#### WHAT YOU WILL DO
Below are records to be output exactly, every one of them.
======== DATA FOR PROCESSING
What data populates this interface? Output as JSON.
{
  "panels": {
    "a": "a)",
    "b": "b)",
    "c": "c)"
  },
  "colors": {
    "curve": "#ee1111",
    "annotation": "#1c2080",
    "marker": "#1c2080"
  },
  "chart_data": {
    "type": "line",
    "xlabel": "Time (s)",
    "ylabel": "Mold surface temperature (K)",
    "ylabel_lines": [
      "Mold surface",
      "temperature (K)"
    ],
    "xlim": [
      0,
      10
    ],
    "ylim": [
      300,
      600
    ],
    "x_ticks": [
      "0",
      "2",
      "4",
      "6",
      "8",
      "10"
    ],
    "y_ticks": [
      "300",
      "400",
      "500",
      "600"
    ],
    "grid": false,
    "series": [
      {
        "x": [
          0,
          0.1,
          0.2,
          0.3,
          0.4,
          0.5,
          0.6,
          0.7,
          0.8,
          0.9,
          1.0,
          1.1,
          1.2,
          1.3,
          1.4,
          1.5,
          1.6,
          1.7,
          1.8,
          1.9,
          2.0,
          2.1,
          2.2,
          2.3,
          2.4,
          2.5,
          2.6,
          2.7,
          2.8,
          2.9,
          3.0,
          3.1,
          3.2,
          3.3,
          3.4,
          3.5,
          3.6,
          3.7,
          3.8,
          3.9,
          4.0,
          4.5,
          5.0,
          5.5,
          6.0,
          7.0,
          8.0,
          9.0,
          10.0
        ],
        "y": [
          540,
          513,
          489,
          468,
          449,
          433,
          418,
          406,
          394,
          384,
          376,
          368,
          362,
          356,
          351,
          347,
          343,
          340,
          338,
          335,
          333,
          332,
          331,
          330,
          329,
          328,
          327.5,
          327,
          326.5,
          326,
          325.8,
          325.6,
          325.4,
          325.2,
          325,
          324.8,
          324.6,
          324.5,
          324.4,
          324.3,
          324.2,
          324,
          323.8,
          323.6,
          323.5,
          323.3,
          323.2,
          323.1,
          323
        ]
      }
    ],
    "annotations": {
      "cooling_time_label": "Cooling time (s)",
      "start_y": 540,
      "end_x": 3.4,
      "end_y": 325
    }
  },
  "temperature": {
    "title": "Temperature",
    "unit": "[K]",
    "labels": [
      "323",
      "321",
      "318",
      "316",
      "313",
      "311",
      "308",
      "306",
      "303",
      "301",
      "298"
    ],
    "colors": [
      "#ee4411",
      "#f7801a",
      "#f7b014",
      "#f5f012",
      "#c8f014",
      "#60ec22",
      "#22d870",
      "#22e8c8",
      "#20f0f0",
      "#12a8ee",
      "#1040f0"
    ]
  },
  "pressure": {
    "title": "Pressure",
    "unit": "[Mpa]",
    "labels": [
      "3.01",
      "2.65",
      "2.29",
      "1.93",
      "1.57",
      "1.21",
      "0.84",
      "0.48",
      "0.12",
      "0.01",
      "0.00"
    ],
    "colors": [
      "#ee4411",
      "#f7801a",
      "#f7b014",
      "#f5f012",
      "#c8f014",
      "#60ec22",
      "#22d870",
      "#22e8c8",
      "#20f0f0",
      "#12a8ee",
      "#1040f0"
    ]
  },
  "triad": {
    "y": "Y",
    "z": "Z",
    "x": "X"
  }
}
================
#### SOLUTION FOR THIS PROBLEM
What data populates this interface? Output as JSON.
{
  "panels": {
    "a": "a)",
    "b": "b)",
    "c": "c)"
  },
  "colors": {
    "curve": "#ee1111",
    "annotation": "#1c2080",
    "marker": "#1c2080"
  },
  "chart_data": {
    "type": "line",
    "xlabel": "Time (s)",
    "ylabel": "Mold surface temperature (K)",
    "ylabel_lines": [
      "Mold surface",
      "temperature (K)"
    ],
    "xlim": [
      0,
      10
    ],
    "ylim": [
      300,
      600
    ],
    "x_ticks": [
      "0",
      "2",
      "4",
      "6",
      "8",
      "10"
    ],
    "y_ticks": [
      "300",
      "400",
      "500",
      "600"
    ],
    "grid": false,
    "series": [
      {
        "x": [
          0,
          0.1,
          0.2,
          0.3,
          0.4,
          0.5,
          0.6,
          0.7,
          0.8,
          0.9,
          1.0,
          1.1,
          1.2,
          1.3,
          1.4,
          1.5,
          1.6,
          1.7,
          1.8,
          1.9,
          2.0,
          2.1,
          2.2,
          2.3,
          2.4,
          2.5,
          2.6,
          2.7,
          2.8,
          2.9,
          3.0,
          3.1,
          3.2,
          3.3,
          3.4,
          3.5,
          3.6,
          3.7,
          3.8,
          3.9,
          4.0,
          4.5,
          5.0,
          5.5,
          6.0,
          7.0,
          8.0,
          9.0,
          10.0
        ],
        "y": [
          540,
          513,
          489,
          468,
          449,
          433,
          418,
          406,
          394,
          384,
          376,
          368,
          362,
          356,
          351,
          347,
          343,
          340,
          338,
          335,
          333,
          332,
          331,
          330,
          329,
          328,
          327.5,
          327,
          326.5,
          326,
          325.8,
          325.6,
          325.4,
          325.2,
          325,
          324.8,
          324.6,
          324.5,
          324.4,
          324.3,
          324.2,
          324,
          323.8,
          323.6,
          323.5,
          323.3,
          323.2,
          323.1,
          323
        ]
      }
    ],
    "annotations": {
      "cooling_time_label": "Cooling time (s)",
      "start_y": 540,
      "end_x": 3.4,
      "end_y": 325
    }
  },
  "temperature": {
    "title": "Temperature",
    "unit": "[K]",
    "labels": [
      "323",
      "321",
      "318",
      "316",
      "313",
      "311",
      "308",
      "306",
      "303",
      "301",
      "298"
    ],
    "colors": [
      "#ee4411",
      "#f7801a",
      "#f7b014",
      "#f5f012",
      "#c8f014",
      "#60ec22",
      "#22d870",
      "#22e8c8",
      "#20f0f0",
      "#12a8ee",
      "#1040f0"
    ]
  },
  "pressure": {
    "title": "Pressure",
    "unit": "[Mpa]",
    "labels": [
      "3.01",
      "2.65",
      "2.29",
      "1.93",
      "1.57",
      "1.21",
      "0.84",
      "0.48",
      "0.12",
      "0.01",
      "0.00"
    ],
    "colors": [
      "#ee4411",
      "#f7801a",
      "#f7b014",
      "#f5f012",
      "#c8f014",
      "#60ec22",
      "#22d870",
      "#22e8c8",
      "#20f0f0",
      "#12a8ee",
      "#1040f0"
    ]
  },
  "triad": {
    "y": "Y",
    "z": "Z",
    "x": "X"
  }
}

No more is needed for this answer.